(Problem details): Write out the material exactly, leaving every picture behind.

— BEGIN Records for the task —

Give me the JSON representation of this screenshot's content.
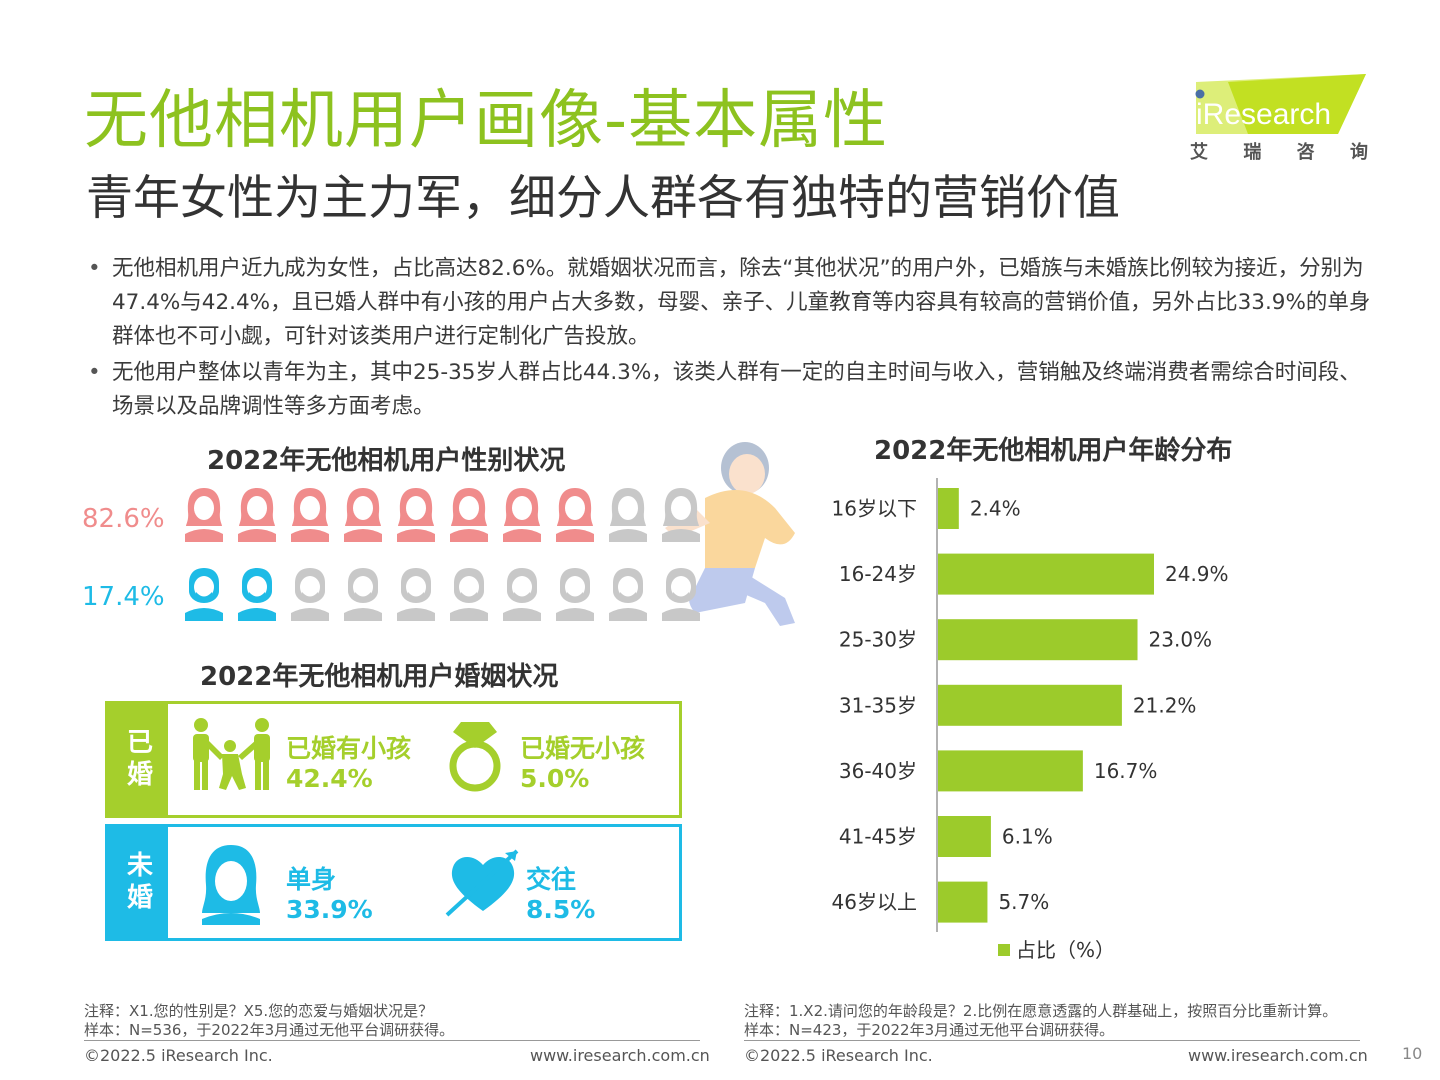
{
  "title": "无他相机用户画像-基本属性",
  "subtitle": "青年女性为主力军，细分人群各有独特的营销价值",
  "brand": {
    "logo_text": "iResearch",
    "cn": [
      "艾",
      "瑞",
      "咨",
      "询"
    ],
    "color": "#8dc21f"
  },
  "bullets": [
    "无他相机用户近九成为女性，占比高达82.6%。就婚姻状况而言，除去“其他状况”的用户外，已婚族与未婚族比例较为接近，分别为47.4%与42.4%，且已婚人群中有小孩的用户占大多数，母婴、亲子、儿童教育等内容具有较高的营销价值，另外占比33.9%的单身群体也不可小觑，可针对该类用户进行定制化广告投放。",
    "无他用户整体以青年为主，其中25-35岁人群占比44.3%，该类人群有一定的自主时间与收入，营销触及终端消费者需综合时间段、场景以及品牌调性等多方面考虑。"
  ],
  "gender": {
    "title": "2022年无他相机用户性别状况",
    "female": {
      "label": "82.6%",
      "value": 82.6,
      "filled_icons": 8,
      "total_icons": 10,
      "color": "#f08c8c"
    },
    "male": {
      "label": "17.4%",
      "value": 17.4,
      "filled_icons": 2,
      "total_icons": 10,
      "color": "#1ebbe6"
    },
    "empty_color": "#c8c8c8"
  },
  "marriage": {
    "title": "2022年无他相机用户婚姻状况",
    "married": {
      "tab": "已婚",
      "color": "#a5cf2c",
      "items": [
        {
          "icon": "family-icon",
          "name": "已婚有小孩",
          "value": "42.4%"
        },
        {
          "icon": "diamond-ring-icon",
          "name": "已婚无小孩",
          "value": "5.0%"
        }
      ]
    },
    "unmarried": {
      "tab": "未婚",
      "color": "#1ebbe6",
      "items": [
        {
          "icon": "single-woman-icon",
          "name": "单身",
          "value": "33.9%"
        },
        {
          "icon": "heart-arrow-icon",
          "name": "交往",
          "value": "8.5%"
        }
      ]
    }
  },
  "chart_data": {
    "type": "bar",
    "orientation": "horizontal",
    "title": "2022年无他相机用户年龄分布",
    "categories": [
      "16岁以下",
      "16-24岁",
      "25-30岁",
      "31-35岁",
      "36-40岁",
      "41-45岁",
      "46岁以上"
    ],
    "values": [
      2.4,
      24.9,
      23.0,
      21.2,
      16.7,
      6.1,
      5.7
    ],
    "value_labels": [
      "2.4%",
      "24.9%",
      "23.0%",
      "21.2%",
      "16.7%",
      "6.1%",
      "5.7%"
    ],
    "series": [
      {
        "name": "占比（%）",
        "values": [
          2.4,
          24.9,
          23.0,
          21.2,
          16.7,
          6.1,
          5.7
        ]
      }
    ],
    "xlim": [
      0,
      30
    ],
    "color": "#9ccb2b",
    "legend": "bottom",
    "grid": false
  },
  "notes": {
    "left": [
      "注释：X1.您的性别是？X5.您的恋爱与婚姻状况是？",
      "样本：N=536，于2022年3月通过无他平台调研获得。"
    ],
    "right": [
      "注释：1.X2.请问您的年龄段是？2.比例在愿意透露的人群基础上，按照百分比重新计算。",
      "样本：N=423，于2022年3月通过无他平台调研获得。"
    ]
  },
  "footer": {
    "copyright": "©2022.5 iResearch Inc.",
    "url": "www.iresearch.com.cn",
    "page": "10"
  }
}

— END Records for the task —

(Response to the task):
Give me the JSON representation of this screenshot's content.
{
  "title": "无他相机用户画像-基本属性",
  "subtitle": "青年女性为主力军，细分人群各有独特的营销价值",
  "brand": {
    "logo_text": "iResearch",
    "cn": [
      "艾",
      "瑞",
      "咨",
      "询"
    ],
    "color": "#8dc21f"
  },
  "bullets": [
    "无他相机用户近九成为女性，占比高达82.6%。就婚姻状况而言，除去“其他状况”的用户外，已婚族与未婚族比例较为接近，分别为47.4%与42.4%，且已婚人群中有小孩的用户占大多数，母婴、亲子、儿童教育等内容具有较高的营销价值，另外占比33.9%的单身群体也不可小觑，可针对该类用户进行定制化广告投放。",
    "无他用户整体以青年为主，其中25-35岁人群占比44.3%，该类人群有一定的自主时间与收入，营销触及终端消费者需综合时间段、场景以及品牌调性等多方面考虑。"
  ],
  "gender": {
    "title": "2022年无他相机用户性别状况",
    "female": {
      "label": "82.6%",
      "value": 82.6,
      "filled_icons": 8,
      "total_icons": 10,
      "color": "#f08c8c"
    },
    "male": {
      "label": "17.4%",
      "value": 17.4,
      "filled_icons": 2,
      "total_icons": 10,
      "color": "#1ebbe6"
    },
    "empty_color": "#c8c8c8"
  },
  "marriage": {
    "title": "2022年无他相机用户婚姻状况",
    "married": {
      "tab": "已婚",
      "color": "#a5cf2c",
      "items": [
        {
          "icon": "family-icon",
          "name": "已婚有小孩",
          "value": "42.4%"
        },
        {
          "icon": "diamond-ring-icon",
          "name": "已婚无小孩",
          "value": "5.0%"
        }
      ]
    },
    "unmarried": {
      "tab": "未婚",
      "color": "#1ebbe6",
      "items": [
        {
          "icon": "single-woman-icon",
          "name": "单身",
          "value": "33.9%"
        },
        {
          "icon": "heart-arrow-icon",
          "name": "交往",
          "value": "8.5%"
        }
      ]
    }
  },
  "chart_data": {
    "type": "bar",
    "orientation": "horizontal",
    "title": "2022年无他相机用户年龄分布",
    "categories": [
      "16岁以下",
      "16-24岁",
      "25-30岁",
      "31-35岁",
      "36-40岁",
      "41-45岁",
      "46岁以上"
    ],
    "values": [
      2.4,
      24.9,
      23.0,
      21.2,
      16.7,
      6.1,
      5.7
    ],
    "value_labels": [
      "2.4%",
      "24.9%",
      "23.0%",
      "21.2%",
      "16.7%",
      "6.1%",
      "5.7%"
    ],
    "series": [
      {
        "name": "占比（%）",
        "values": [
          2.4,
          24.9,
          23.0,
          21.2,
          16.7,
          6.1,
          5.7
        ]
      }
    ],
    "xlim": [
      0,
      30
    ],
    "color": "#9ccb2b",
    "legend": "bottom",
    "grid": false
  },
  "notes": {
    "left": [
      "注释：X1.您的性别是？X5.您的恋爱与婚姻状况是？",
      "样本：N=536，于2022年3月通过无他平台调研获得。"
    ],
    "right": [
      "注释：1.X2.请问您的年龄段是？2.比例在愿意透露的人群基础上，按照百分比重新计算。",
      "样本：N=423，于2022年3月通过无他平台调研获得。"
    ]
  },
  "footer": {
    "copyright": "©2022.5 iResearch Inc.",
    "url": "www.iresearch.com.cn",
    "page": "10"
  }
}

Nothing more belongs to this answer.